**MATERIAL FOR THE TASK**
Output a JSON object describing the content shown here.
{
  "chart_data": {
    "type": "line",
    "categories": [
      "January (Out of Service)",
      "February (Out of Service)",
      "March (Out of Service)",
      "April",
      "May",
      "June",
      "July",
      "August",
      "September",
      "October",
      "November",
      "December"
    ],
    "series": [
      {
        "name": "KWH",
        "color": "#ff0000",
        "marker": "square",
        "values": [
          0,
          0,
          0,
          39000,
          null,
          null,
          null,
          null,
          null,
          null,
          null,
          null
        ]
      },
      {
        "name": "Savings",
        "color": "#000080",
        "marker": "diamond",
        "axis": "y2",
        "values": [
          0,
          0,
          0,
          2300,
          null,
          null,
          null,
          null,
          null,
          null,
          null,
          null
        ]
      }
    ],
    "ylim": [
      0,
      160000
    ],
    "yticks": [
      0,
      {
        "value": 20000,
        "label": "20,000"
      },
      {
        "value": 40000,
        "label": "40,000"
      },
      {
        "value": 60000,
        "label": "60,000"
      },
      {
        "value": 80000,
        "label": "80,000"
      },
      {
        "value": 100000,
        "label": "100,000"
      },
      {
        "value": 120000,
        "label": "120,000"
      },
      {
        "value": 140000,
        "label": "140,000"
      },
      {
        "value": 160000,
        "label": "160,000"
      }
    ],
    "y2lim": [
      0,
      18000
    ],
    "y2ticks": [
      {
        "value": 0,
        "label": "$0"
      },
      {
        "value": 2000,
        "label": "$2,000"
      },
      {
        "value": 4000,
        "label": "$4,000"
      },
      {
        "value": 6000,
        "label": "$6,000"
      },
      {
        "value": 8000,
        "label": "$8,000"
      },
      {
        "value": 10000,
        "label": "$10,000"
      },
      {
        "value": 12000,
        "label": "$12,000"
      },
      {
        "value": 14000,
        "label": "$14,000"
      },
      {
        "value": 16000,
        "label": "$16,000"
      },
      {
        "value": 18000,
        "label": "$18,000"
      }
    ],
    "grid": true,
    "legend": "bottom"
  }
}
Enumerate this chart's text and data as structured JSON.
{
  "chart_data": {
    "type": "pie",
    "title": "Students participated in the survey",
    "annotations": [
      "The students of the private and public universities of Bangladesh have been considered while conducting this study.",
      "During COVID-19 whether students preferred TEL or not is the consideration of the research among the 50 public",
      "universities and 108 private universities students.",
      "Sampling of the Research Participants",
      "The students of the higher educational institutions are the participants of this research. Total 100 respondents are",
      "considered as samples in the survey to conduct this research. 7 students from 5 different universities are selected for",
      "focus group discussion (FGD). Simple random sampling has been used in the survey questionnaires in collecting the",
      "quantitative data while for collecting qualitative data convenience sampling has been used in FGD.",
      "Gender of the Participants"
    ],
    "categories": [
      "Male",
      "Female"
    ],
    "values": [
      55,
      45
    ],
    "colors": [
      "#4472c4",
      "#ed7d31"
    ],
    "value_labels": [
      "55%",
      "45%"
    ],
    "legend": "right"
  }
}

**DIRECTIVE**
Identify every line above with the string "considered" in it. Copy those lines.

**EXPECTED ANSWER**
      "The students of the private and public universities of Bangladesh have been considered while conducting this study.",
      "considered as samples in the survey to conduct this research. 7 students from 5 different universities are selected for",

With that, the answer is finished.